REQUIRED TASK:
Rewrite the rows below as a numbered list, leaving out any blank lines.

---*---

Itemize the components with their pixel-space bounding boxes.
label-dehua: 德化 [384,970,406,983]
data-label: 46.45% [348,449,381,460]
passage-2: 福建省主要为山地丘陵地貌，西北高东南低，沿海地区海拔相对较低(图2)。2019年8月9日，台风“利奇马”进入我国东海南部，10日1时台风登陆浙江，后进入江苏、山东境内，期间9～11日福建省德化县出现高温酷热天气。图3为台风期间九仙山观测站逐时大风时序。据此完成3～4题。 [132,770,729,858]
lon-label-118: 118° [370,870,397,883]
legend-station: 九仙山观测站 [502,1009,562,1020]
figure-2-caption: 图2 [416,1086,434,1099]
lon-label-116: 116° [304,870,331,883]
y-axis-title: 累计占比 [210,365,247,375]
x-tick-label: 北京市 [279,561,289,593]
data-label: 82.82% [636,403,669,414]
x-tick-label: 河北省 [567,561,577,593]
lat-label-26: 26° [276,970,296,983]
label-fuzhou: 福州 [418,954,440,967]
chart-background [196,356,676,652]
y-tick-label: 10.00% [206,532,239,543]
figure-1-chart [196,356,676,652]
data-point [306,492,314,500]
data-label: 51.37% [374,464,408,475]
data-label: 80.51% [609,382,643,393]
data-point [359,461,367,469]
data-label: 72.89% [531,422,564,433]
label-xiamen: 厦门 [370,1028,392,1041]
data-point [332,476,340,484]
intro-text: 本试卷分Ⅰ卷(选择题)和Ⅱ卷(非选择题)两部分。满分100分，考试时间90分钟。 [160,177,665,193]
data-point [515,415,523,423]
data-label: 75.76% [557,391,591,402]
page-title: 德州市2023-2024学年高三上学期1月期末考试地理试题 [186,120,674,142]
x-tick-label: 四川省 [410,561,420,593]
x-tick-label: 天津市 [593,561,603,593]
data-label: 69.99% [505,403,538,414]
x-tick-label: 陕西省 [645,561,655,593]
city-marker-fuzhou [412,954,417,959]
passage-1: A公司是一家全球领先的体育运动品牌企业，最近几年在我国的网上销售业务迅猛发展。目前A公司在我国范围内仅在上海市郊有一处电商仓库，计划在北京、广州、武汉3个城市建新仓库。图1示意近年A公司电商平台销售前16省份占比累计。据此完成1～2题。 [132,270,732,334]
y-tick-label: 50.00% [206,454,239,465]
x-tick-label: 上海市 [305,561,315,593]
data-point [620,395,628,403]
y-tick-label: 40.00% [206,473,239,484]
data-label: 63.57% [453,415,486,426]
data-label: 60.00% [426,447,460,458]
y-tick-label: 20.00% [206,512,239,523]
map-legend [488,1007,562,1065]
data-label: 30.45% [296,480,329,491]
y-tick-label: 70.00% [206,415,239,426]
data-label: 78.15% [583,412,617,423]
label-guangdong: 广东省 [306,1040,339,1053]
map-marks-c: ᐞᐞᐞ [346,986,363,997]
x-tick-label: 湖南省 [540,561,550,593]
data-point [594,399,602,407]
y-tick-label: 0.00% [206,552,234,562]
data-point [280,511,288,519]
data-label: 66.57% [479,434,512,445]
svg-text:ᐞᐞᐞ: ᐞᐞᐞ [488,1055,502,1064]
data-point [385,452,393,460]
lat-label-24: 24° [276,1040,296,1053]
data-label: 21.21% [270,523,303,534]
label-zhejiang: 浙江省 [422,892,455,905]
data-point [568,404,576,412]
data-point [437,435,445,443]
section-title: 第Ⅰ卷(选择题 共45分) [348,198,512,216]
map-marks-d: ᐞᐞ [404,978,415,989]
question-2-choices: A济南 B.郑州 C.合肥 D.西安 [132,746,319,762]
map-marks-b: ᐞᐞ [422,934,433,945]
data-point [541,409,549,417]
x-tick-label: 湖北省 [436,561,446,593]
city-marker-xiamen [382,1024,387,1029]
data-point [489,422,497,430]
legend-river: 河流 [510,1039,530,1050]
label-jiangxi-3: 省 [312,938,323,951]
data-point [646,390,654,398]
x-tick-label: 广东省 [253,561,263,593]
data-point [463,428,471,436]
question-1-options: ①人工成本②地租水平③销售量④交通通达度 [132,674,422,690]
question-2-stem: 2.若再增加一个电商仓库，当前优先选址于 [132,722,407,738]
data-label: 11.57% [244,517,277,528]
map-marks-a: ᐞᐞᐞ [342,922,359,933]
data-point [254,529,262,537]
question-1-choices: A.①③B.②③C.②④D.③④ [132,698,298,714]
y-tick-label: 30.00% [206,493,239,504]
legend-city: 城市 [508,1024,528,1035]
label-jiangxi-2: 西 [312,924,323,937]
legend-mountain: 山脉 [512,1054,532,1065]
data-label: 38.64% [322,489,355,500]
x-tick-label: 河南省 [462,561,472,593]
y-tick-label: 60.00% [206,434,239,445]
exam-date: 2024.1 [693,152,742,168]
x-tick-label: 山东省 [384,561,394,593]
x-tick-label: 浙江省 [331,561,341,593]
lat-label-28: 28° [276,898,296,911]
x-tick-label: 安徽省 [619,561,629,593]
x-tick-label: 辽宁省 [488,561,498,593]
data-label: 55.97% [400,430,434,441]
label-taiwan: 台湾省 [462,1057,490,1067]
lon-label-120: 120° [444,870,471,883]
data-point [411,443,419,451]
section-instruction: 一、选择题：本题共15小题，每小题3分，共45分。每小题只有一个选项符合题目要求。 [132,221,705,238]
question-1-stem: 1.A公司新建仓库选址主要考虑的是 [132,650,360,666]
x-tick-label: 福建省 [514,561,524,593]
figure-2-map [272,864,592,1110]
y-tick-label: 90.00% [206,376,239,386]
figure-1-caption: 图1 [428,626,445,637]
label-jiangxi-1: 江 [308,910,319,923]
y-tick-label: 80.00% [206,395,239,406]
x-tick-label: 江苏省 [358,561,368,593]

---*---

OUTPUT OF THE EXERCISE:
1. Itemize the components with their pixel-space bounding boxes.
2. label-dehua: 德化 [384,970,406,983]
3. data-label: 46.45% [348,449,381,460]
4. passage-2: 福建省主要为山地丘陵地貌，西北高东南低，沿海地区海拔相对较低(图2)。2019年8月9日，台风“利奇马”进入我国东海南部，10日1时台风登陆浙江，后进入江苏、山东境内，期间9～11日福建省德化县出现高温酷热天气。图3为台风期间九仙山观测站逐时大风时序。据此完成3～4题。 [132,770,729,858]
5. lon-label-118: 118° [370,870,397,883]
6. legend-station: 九仙山观测站 [502,1009,562,1020]
7. figure-2-caption: 图2 [416,1086,434,1099]
8. lon-label-116: 116° [304,870,331,883]
9. y-axis-title: 累计占比 [210,365,247,375]
10. x-tick-label: 北京市 [279,561,289,593]
11. data-label: 82.82% [636,403,669,414]
12. x-tick-label: 河北省 [567,561,577,593]
13. lat-label-26: 26° [276,970,296,983]
14. label-fuzhou: 福州 [418,954,440,967]
15. chart-background [196,356,676,652]
16. y-tick-label: 10.00% [206,532,239,543]
17. figure-1-chart [196,356,676,652]
18. data-point [306,492,314,500]
19. data-label: 51.37% [374,464,408,475]
20. data-label: 80.51% [609,382,643,393]
21. data-point [359,461,367,469]
22. data-label: 72.89% [531,422,564,433]
23. label-xiamen: 厦门 [370,1028,392,1041]
24. data-point [332,476,340,484]
25. intro-text: 本试卷分Ⅰ卷(选择题)和Ⅱ卷(非选择题)两部分。满分100分，考试时间90分钟。 [160,177,665,193]
26. data-point [515,415,523,423]
27. data-label: 75.76% [557,391,591,402]
28. page-title: 德州市2023-2024学年高三上学期1月期末考试地理试题 [186,120,674,142]
29. x-tick-label: 四川省 [410,561,420,593]
30. x-tick-label: 天津市 [593,561,603,593]
31. data-label: 69.99% [505,403,538,414]
32. x-tick-label: 陕西省 [645,561,655,593]
33. city-marker-fuzhou [412,954,417,959]
34. passage-1: A公司是一家全球领先的体育运动品牌企业，最近几年在我国的网上销售业务迅猛发展。目前A公司在我国范围内仅在上海市郊有一处电商仓库，计划在北京、广州、武汉3个城市建新仓库。图1示意近年A公司电商平台销售前16省份占比累计。据此完成1～2题。 [132,270,732,334]
35. y-tick-label: 50.00% [206,454,239,465]
36. x-tick-label: 上海市 [305,561,315,593]
37. data-point [620,395,628,403]
38. y-tick-label: 40.00% [206,473,239,484]
39. data-label: 63.57% [453,415,486,426]
40. data-label: 60.00% [426,447,460,458]
41. y-tick-label: 20.00% [206,512,239,523]
42. map-legend [488,1007,562,1065]
43. data-label: 30.45% [296,480,329,491]
44. y-tick-label: 70.00% [206,415,239,426]
45. data-label: 78.15% [583,412,617,423]
46. label-guangdong: 广东省 [306,1040,339,1053]
47. map-marks-c: ᐞᐞᐞ [346,986,363,997]
48. x-tick-label: 湖南省 [540,561,550,593]
49. data-point [594,399,602,407]
50. y-tick-label: 0.00% [206,552,234,562]
51. data-point [280,511,288,519]
52. data-label: 66.57% [479,434,512,445]
53. svg-text:ᐞᐞᐞ: ᐞᐞᐞ [488,1055,502,1064]
54. data-point [385,452,393,460]
55. lat-label-24: 24° [276,1040,296,1053]
56. data-label: 21.21% [270,523,303,534]
57. label-zhejiang: 浙江省 [422,892,455,905]
58. data-point [568,404,576,412]
59. data-point [437,435,445,443]
60. section-title: 第Ⅰ卷(选择题 共45分) [348,198,512,216]
61. map-marks-d: ᐞᐞ [404,978,415,989]
62. question-2-choices: A济南 B.郑州 C.合肥 D.西安 [132,746,319,762]
63. map-marks-b: ᐞᐞ [422,934,433,945]
64. data-point [541,409,549,417]
65. x-tick-label: 湖北省 [436,561,446,593]
66. city-marker-xiamen [382,1024,387,1029]
67. data-point [489,422,497,430]
68. legend-river: 河流 [510,1039,530,1050]
69. label-jiangxi-3: 省 [312,938,323,951]
70. data-point [646,390,654,398]
71. x-tick-label: 广东省 [253,561,263,593]
72. data-point [463,428,471,436]
73. question-1-options: ①人工成本②地租水平③销售量④交通通达度 [132,674,422,690]
74. question-2-stem: 2.若再增加一个电商仓库，当前优先选址于 [132,722,407,738]
75. data-label: 11.57% [244,517,277,528]
76. map-marks-a: ᐞᐞᐞ [342,922,359,933]
77. data-point [254,529,262,537]
78. question-1-choices: A.①③B.②③C.②④D.③④ [132,698,298,714]
79. y-tick-label: 30.00% [206,493,239,504]
80. legend-city: 城市 [508,1024,528,1035]
81. label-jiangxi-2: 西 [312,924,323,937]
82. legend-mountain: 山脉 [512,1054,532,1065]
83. data-label: 38.64% [322,489,355,500]
84. x-tick-label: 河南省 [462,561,472,593]
85. y-tick-label: 60.00% [206,434,239,445]
86. exam-date: 2024.1 [693,152,742,168]
87. x-tick-label: 山东省 [384,561,394,593]
88. x-tick-label: 浙江省 [331,561,341,593]
89. lat-label-28: 28° [276,898,296,911]
90. x-tick-label: 安徽省 [619,561,629,593]
91. x-tick-label: 辽宁省 [488,561,498,593]
92. data-label: 55.97% [400,430,434,441]
93. label-taiwan: 台湾省 [462,1057,490,1067]
94. lon-label-120: 120° [444,870,471,883]
95. data-point [411,443,419,451]
96. section-instruction: 一、选择题：本题共15小题，每小题3分，共45分。每小题只有一个选项符合题目要求。 [132,221,705,238]
97. question-1-stem: 1.A公司新建仓库选址主要考虑的是 [132,650,360,666]
98. x-tick-label: 福建省 [514,561,524,593]
99. figure-2-map [272,864,592,1110]
100. y-tick-label: 90.00% [206,376,239,386]
101. figure-1-caption: 图1 [428,626,445,637]
102. label-jiangxi-1: 江 [308,910,319,923]
103. y-tick-label: 80.00% [206,395,239,406]
104. x-tick-label: 江苏省 [358,561,368,593]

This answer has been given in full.